(Data excerpts)
--- Start ---

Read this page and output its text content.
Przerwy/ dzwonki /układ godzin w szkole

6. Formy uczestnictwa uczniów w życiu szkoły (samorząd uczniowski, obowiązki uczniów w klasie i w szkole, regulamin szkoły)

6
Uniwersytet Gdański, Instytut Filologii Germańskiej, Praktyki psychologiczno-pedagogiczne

--- End ---

- SET EXERCISE
Reproduce all of the entries word for word.

- ANSWER TO THIS EXERCISE
Read this page and output its text content.
Przerwy/ dzwonki /układ godzin w szkole

6. Formy uczestnictwa uczniów w życiu szkoły (samorząd uczniowski, obowiązki uczniów w klasie i w szkole, regulamin szkoły)

6
Uniwersytet Gdański, Instytut Filologii Germańskiej, Praktyki psychologiczno-pedagogiczne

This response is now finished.